— START OF Dataset records —
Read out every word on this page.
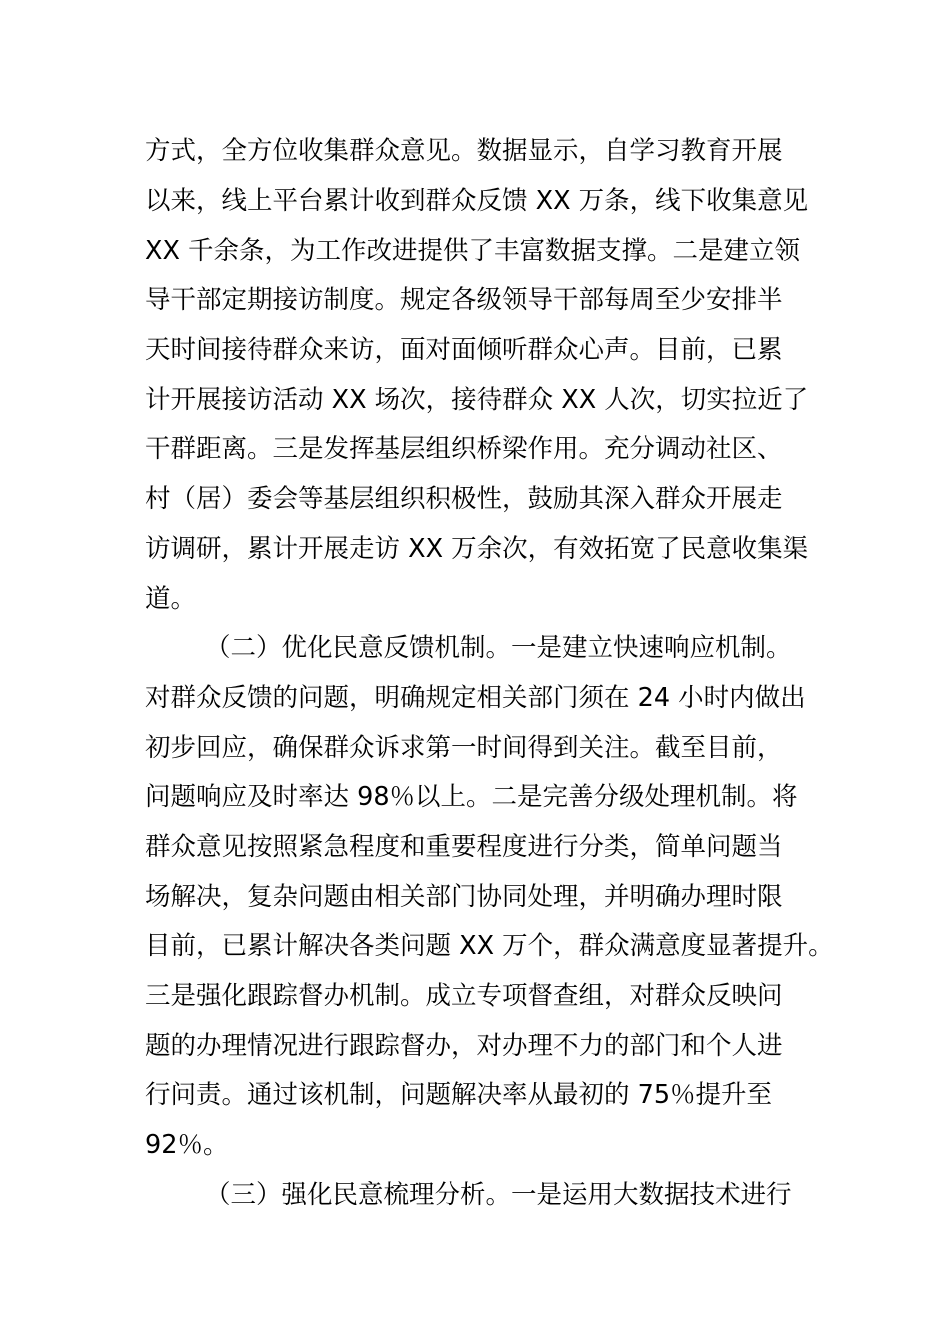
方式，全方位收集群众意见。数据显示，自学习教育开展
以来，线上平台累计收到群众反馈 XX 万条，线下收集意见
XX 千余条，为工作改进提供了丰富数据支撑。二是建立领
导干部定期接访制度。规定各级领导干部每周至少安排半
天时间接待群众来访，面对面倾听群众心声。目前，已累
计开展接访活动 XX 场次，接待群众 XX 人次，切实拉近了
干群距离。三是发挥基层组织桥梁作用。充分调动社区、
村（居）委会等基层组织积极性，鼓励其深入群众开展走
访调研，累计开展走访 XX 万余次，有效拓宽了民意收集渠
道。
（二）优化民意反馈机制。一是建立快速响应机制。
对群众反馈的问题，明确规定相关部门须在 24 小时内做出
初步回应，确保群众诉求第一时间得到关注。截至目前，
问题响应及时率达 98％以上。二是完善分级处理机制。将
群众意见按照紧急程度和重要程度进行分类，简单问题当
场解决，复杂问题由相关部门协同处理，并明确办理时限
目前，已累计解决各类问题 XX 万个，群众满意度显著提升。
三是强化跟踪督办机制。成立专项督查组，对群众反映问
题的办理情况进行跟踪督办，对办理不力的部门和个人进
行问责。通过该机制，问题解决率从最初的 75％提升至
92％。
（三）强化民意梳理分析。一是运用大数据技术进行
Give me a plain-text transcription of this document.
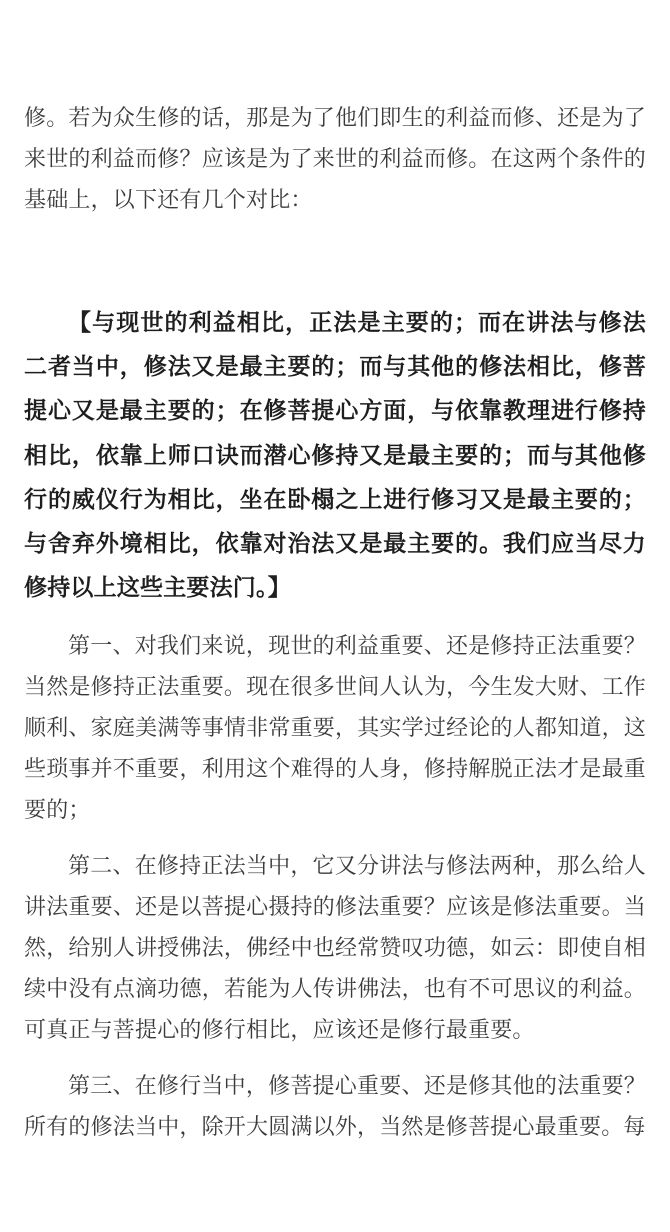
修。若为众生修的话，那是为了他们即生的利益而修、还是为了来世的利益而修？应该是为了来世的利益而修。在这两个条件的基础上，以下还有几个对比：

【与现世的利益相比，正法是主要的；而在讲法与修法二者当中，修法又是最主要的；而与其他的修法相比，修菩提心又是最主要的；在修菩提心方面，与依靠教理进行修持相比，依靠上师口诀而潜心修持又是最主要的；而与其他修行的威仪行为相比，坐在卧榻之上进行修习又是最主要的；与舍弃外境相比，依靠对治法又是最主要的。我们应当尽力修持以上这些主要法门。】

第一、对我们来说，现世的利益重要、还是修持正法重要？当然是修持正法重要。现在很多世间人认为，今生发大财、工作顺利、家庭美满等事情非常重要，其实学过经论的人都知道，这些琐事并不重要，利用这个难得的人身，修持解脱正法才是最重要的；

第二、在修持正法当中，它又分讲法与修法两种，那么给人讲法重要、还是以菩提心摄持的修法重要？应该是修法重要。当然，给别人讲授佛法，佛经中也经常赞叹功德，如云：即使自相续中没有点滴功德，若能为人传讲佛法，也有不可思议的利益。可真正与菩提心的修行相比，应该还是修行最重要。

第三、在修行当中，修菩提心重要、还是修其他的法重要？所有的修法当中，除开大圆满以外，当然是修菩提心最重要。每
— END OF Dataset records —
— START OF Dataset records —
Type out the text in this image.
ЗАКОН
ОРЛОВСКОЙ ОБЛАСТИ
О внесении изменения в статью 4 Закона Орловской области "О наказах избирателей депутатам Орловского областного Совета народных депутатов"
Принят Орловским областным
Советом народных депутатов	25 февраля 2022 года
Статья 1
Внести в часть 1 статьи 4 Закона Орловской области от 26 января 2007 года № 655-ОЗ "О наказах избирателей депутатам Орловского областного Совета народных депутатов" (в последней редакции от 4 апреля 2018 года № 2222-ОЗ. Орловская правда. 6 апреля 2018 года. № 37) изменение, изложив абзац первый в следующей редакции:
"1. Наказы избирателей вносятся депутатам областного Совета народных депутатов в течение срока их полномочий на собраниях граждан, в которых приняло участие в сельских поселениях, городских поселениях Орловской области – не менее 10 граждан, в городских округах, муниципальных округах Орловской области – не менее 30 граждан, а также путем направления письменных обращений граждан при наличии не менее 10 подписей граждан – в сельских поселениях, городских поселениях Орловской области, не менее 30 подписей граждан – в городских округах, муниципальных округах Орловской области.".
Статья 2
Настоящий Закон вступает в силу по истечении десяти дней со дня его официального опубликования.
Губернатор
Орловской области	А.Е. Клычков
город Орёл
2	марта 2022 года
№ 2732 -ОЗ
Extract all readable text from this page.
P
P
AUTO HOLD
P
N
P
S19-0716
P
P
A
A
— END OF Dataset records —
## Problem details
Extract from the data every line where "this" shows up.

## Written response
Read out every word on this page.
Give me a plain-text transcription of this document.
Type out the text in this image.
Extract all readable text from this page.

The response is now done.